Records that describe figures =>
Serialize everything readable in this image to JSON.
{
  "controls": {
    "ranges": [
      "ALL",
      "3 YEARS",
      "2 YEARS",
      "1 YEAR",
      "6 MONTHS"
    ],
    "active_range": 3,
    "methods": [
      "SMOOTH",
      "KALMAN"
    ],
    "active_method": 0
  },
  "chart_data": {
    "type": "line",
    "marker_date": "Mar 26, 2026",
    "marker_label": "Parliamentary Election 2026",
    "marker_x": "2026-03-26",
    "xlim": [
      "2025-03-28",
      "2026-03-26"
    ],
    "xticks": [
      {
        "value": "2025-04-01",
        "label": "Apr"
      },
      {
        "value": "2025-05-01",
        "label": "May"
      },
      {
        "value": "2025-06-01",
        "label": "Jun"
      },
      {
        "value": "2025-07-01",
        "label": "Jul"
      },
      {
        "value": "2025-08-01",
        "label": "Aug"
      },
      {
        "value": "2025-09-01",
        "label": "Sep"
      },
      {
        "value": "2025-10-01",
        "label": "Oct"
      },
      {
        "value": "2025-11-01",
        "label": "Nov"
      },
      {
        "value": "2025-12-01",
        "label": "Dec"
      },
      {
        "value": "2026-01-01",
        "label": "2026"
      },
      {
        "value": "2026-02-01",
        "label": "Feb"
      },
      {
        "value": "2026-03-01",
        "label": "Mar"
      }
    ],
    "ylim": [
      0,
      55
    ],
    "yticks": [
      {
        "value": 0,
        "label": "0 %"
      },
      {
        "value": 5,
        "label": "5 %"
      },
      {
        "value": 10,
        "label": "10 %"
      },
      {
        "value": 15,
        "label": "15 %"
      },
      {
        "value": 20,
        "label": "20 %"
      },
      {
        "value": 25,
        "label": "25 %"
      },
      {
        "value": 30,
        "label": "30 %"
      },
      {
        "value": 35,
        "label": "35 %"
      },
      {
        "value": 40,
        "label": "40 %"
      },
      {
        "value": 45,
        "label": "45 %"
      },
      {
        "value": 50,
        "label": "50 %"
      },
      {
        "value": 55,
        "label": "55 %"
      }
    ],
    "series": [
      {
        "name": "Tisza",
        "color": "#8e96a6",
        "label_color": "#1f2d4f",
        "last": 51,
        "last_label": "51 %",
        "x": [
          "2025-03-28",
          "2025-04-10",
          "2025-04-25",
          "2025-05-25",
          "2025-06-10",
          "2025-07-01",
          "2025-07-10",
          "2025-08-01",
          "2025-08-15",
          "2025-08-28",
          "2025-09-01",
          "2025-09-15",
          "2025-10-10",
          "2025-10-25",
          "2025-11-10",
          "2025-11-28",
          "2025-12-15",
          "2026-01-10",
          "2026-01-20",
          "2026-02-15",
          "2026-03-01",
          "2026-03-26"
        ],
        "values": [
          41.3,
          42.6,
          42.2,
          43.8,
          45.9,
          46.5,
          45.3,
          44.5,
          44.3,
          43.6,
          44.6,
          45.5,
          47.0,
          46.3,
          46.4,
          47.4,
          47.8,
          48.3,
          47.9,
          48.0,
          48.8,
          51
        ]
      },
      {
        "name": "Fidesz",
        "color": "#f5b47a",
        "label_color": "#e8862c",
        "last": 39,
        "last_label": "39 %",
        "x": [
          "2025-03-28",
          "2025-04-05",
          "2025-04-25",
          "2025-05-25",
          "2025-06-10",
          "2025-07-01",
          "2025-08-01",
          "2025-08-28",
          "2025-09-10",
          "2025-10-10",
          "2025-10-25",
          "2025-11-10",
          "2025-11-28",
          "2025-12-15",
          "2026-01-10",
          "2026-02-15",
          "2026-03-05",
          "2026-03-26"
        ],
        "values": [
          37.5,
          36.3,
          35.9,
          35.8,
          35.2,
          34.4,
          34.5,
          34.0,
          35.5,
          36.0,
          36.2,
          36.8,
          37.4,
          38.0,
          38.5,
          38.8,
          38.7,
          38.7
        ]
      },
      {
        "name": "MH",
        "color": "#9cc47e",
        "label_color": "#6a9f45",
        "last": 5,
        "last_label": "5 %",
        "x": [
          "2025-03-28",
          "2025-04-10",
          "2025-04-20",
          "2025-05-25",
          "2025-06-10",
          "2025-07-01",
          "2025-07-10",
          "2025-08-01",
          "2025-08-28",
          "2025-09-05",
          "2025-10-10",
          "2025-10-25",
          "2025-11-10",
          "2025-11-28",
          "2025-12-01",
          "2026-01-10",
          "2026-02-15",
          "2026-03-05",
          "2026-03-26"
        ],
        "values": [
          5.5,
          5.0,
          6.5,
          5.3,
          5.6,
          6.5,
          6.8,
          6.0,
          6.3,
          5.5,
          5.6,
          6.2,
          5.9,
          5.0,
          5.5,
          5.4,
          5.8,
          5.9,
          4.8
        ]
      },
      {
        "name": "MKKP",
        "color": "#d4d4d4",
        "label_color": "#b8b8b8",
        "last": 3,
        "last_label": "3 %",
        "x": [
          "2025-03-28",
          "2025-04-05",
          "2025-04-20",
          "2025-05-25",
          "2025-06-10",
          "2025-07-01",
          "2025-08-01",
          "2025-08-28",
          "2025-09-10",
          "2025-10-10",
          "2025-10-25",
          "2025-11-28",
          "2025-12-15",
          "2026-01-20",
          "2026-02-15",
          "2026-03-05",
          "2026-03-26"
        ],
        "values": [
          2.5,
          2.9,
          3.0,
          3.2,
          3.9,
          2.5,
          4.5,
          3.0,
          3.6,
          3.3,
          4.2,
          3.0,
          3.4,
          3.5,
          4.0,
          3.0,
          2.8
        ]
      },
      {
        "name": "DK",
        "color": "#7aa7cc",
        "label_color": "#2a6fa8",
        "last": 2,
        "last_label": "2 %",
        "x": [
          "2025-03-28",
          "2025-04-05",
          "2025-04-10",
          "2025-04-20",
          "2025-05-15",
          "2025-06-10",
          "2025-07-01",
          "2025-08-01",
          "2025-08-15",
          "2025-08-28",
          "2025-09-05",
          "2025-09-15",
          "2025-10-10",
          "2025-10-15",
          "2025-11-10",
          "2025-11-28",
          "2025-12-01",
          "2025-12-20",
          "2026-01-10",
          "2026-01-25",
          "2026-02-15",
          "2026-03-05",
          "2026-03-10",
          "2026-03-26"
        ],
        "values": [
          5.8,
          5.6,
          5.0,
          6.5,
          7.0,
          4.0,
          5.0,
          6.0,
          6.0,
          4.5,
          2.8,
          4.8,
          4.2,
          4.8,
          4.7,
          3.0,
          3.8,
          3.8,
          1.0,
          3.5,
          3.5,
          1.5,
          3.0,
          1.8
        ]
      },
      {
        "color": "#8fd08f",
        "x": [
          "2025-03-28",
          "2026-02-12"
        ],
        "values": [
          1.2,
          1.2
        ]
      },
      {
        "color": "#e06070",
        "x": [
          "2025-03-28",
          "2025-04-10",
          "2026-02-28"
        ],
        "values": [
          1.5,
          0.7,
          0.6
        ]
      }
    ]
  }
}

Exercise =>
Copy out the full material exactly as it appears.

Response to the task =>
Serialize everything readable in this image to JSON.
{
  "controls": {
    "ranges": [
      "ALL",
      "3 YEARS",
      "2 YEARS",
      "1 YEAR",
      "6 MONTHS"
    ],
    "active_range": 3,
    "methods": [
      "SMOOTH",
      "KALMAN"
    ],
    "active_method": 0
  },
  "chart_data": {
    "type": "line",
    "marker_date": "Mar 26, 2026",
    "marker_label": "Parliamentary Election 2026",
    "marker_x": "2026-03-26",
    "xlim": [
      "2025-03-28",
      "2026-03-26"
    ],
    "xticks": [
      {
        "value": "2025-04-01",
        "label": "Apr"
      },
      {
        "value": "2025-05-01",
        "label": "May"
      },
      {
        "value": "2025-06-01",
        "label": "Jun"
      },
      {
        "value": "2025-07-01",
        "label": "Jul"
      },
      {
        "value": "2025-08-01",
        "label": "Aug"
      },
      {
        "value": "2025-09-01",
        "label": "Sep"
      },
      {
        "value": "2025-10-01",
        "label": "Oct"
      },
      {
        "value": "2025-11-01",
        "label": "Nov"
      },
      {
        "value": "2025-12-01",
        "label": "Dec"
      },
      {
        "value": "2026-01-01",
        "label": "2026"
      },
      {
        "value": "2026-02-01",
        "label": "Feb"
      },
      {
        "value": "2026-03-01",
        "label": "Mar"
      }
    ],
    "ylim": [
      0,
      55
    ],
    "yticks": [
      {
        "value": 0,
        "label": "0 %"
      },
      {
        "value": 5,
        "label": "5 %"
      },
      {
        "value": 10,
        "label": "10 %"
      },
      {
        "value": 15,
        "label": "15 %"
      },
      {
        "value": 20,
        "label": "20 %"
      },
      {
        "value": 25,
        "label": "25 %"
      },
      {
        "value": 30,
        "label": "30 %"
      },
      {
        "value": 35,
        "label": "35 %"
      },
      {
        "value": 40,
        "label": "40 %"
      },
      {
        "value": 45,
        "label": "45 %"
      },
      {
        "value": 50,
        "label": "50 %"
      },
      {
        "value": 55,
        "label": "55 %"
      }
    ],
    "series": [
      {
        "name": "Tisza",
        "color": "#8e96a6",
        "label_color": "#1f2d4f",
        "last": 51,
        "last_label": "51 %",
        "x": [
          "2025-03-28",
          "2025-04-10",
          "2025-04-25",
          "2025-05-25",
          "2025-06-10",
          "2025-07-01",
          "2025-07-10",
          "2025-08-01",
          "2025-08-15",
          "2025-08-28",
          "2025-09-01",
          "2025-09-15",
          "2025-10-10",
          "2025-10-25",
          "2025-11-10",
          "2025-11-28",
          "2025-12-15",
          "2026-01-10",
          "2026-01-20",
          "2026-02-15",
          "2026-03-01",
          "2026-03-26"
        ],
        "values": [
          41.3,
          42.6,
          42.2,
          43.8,
          45.9,
          46.5,
          45.3,
          44.5,
          44.3,
          43.6,
          44.6,
          45.5,
          47.0,
          46.3,
          46.4,
          47.4,
          47.8,
          48.3,
          47.9,
          48.0,
          48.8,
          51
        ]
      },
      {
        "name": "Fidesz",
        "color": "#f5b47a",
        "label_color": "#e8862c",
        "last": 39,
        "last_label": "39 %",
        "x": [
          "2025-03-28",
          "2025-04-05",
          "2025-04-25",
          "2025-05-25",
          "2025-06-10",
          "2025-07-01",
          "2025-08-01",
          "2025-08-28",
          "2025-09-10",
          "2025-10-10",
          "2025-10-25",
          "2025-11-10",
          "2025-11-28",
          "2025-12-15",
          "2026-01-10",
          "2026-02-15",
          "2026-03-05",
          "2026-03-26"
        ],
        "values": [
          37.5,
          36.3,
          35.9,
          35.8,
          35.2,
          34.4,
          34.5,
          34.0,
          35.5,
          36.0,
          36.2,
          36.8,
          37.4,
          38.0,
          38.5,
          38.8,
          38.7,
          38.7
        ]
      },
      {
        "name": "MH",
        "color": "#9cc47e",
        "label_color": "#6a9f45",
        "last": 5,
        "last_label": "5 %",
        "x": [
          "2025-03-28",
          "2025-04-10",
          "2025-04-20",
          "2025-05-25",
          "2025-06-10",
          "2025-07-01",
          "2025-07-10",
          "2025-08-01",
          "2025-08-28",
          "2025-09-05",
          "2025-10-10",
          "2025-10-25",
          "2025-11-10",
          "2025-11-28",
          "2025-12-01",
          "2026-01-10",
          "2026-02-15",
          "2026-03-05",
          "2026-03-26"
        ],
        "values": [
          5.5,
          5.0,
          6.5,
          5.3,
          5.6,
          6.5,
          6.8,
          6.0,
          6.3,
          5.5,
          5.6,
          6.2,
          5.9,
          5.0,
          5.5,
          5.4,
          5.8,
          5.9,
          4.8
        ]
      },
      {
        "name": "MKKP",
        "color": "#d4d4d4",
        "label_color": "#b8b8b8",
        "last": 3,
        "last_label": "3 %",
        "x": [
          "2025-03-28",
          "2025-04-05",
          "2025-04-20",
          "2025-05-25",
          "2025-06-10",
          "2025-07-01",
          "2025-08-01",
          "2025-08-28",
          "2025-09-10",
          "2025-10-10",
          "2025-10-25",
          "2025-11-28",
          "2025-12-15",
          "2026-01-20",
          "2026-02-15",
          "2026-03-05",
          "2026-03-26"
        ],
        "values": [
          2.5,
          2.9,
          3.0,
          3.2,
          3.9,
          2.5,
          4.5,
          3.0,
          3.6,
          3.3,
          4.2,
          3.0,
          3.4,
          3.5,
          4.0,
          3.0,
          2.8
        ]
      },
      {
        "name": "DK",
        "color": "#7aa7cc",
        "label_color": "#2a6fa8",
        "last": 2,
        "last_label": "2 %",
        "x": [
          "2025-03-28",
          "2025-04-05",
          "2025-04-10",
          "2025-04-20",
          "2025-05-15",
          "2025-06-10",
          "2025-07-01",
          "2025-08-01",
          "2025-08-15",
          "2025-08-28",
          "2025-09-05",
          "2025-09-15",
          "2025-10-10",
          "2025-10-15",
          "2025-11-10",
          "2025-11-28",
          "2025-12-01",
          "2025-12-20",
          "2026-01-10",
          "2026-01-25",
          "2026-02-15",
          "2026-03-05",
          "2026-03-10",
          "2026-03-26"
        ],
        "values": [
          5.8,
          5.6,
          5.0,
          6.5,
          7.0,
          4.0,
          5.0,
          6.0,
          6.0,
          4.5,
          2.8,
          4.8,
          4.2,
          4.8,
          4.7,
          3.0,
          3.8,
          3.8,
          1.0,
          3.5,
          3.5,
          1.5,
          3.0,
          1.8
        ]
      },
      {
        "color": "#8fd08f",
        "x": [
          "2025-03-28",
          "2026-02-12"
        ],
        "values": [
          1.2,
          1.2
        ]
      },
      {
        "color": "#e06070",
        "x": [
          "2025-03-28",
          "2025-04-10",
          "2026-02-28"
        ],
        "values": [
          1.5,
          0.7,
          0.6
        ]
      }
    ]
  }
}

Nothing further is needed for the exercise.